• EXTRACTED INFORMATION
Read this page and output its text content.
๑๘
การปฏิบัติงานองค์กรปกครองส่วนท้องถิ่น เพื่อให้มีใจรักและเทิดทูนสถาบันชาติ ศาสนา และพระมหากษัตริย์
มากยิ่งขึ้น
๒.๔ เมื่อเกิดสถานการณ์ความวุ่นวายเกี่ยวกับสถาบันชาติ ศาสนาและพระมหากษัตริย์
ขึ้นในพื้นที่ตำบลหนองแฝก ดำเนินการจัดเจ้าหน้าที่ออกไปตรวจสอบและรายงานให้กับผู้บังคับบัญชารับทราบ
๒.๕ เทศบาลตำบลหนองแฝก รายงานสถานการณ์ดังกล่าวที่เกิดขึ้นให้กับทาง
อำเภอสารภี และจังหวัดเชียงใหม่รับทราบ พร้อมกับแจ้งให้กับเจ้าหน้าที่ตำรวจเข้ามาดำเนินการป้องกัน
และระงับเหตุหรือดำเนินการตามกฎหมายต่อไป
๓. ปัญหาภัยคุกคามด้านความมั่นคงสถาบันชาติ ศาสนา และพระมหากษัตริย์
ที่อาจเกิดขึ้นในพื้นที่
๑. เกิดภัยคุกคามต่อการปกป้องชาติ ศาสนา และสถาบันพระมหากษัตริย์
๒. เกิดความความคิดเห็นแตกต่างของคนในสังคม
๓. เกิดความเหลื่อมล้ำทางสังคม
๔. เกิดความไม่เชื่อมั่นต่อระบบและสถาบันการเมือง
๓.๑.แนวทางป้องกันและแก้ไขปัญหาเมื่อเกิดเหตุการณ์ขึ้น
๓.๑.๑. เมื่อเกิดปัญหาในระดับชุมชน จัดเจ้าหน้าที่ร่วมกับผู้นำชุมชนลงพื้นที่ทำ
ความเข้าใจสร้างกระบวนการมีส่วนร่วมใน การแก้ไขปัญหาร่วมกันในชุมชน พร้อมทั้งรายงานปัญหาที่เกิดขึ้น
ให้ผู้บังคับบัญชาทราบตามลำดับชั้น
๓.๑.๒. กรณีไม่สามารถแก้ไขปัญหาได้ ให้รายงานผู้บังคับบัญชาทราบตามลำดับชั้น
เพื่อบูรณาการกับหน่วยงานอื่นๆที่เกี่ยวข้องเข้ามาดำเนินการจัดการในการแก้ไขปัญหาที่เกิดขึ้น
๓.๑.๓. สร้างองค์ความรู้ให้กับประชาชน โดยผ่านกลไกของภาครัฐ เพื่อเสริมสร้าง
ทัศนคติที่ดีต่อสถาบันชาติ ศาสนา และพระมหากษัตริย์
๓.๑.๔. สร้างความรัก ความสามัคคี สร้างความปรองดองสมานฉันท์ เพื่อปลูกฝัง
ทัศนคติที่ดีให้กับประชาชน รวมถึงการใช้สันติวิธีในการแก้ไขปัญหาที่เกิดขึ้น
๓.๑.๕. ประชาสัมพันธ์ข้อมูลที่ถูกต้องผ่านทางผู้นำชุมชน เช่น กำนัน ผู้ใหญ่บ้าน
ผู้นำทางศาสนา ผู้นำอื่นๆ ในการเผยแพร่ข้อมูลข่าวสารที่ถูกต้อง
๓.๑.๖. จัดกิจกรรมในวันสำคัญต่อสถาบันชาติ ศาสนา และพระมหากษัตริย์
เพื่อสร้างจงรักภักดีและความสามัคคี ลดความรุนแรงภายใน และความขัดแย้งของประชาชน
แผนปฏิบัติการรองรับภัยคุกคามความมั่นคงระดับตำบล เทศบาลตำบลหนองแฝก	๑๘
--
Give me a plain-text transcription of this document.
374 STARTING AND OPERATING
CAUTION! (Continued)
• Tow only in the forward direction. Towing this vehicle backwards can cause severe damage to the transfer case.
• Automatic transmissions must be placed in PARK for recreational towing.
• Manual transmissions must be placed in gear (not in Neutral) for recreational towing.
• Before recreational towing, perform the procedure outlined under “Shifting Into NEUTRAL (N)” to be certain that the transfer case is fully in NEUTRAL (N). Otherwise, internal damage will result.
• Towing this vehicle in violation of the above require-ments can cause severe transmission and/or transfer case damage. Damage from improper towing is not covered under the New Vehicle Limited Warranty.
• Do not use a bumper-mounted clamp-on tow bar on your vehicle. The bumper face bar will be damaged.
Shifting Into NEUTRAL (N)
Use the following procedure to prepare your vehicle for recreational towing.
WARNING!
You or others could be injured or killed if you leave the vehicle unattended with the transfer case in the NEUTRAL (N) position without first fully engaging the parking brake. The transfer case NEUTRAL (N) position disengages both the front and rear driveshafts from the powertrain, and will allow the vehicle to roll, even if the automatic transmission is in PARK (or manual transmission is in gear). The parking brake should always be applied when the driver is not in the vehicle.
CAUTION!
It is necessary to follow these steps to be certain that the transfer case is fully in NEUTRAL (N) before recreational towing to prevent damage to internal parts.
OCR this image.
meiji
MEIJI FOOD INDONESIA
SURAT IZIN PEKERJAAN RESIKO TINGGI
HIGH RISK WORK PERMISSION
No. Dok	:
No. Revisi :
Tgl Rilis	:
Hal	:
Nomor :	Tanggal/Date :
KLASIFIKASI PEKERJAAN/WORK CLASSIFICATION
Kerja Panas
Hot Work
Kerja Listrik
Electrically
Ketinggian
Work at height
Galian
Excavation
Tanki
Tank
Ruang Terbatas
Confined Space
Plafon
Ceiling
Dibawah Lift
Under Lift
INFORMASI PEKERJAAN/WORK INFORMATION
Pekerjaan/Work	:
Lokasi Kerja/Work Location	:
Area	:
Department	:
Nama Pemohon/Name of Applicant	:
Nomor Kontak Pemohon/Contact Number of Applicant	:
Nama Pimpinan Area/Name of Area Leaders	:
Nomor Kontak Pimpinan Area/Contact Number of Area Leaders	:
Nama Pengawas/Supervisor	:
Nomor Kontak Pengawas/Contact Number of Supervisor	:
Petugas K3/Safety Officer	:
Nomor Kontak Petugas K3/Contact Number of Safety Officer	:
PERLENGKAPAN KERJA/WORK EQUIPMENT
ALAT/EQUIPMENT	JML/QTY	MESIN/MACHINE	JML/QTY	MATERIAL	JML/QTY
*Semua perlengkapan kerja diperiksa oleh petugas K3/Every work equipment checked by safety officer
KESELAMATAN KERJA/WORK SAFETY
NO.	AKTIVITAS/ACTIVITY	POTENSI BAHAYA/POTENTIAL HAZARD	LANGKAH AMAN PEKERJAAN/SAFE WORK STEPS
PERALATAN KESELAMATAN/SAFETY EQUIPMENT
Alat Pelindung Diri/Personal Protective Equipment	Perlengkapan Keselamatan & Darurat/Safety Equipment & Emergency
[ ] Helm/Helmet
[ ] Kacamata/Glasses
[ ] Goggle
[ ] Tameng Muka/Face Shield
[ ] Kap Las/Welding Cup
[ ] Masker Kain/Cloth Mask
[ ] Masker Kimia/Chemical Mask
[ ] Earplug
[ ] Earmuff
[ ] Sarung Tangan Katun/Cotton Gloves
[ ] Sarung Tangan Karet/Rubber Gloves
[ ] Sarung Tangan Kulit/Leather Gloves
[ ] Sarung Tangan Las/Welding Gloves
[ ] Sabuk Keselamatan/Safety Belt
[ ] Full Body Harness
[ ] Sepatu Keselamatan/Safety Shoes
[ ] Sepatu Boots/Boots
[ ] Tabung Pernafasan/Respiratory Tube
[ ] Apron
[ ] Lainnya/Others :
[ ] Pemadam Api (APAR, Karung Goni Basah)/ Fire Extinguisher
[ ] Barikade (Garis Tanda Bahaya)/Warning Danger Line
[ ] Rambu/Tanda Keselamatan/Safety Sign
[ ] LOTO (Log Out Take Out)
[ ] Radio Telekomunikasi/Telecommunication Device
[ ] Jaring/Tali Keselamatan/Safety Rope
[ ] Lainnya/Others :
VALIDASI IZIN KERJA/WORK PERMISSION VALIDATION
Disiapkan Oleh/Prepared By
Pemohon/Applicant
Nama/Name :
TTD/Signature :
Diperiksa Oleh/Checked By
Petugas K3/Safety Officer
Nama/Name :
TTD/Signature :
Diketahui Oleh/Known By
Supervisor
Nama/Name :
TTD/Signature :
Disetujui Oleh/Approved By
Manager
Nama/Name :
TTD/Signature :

• TASK INSTRUCTIONS
State how many lines include the string "cause". Give no other information.

• ANSWER TO THIS PROBLEM
2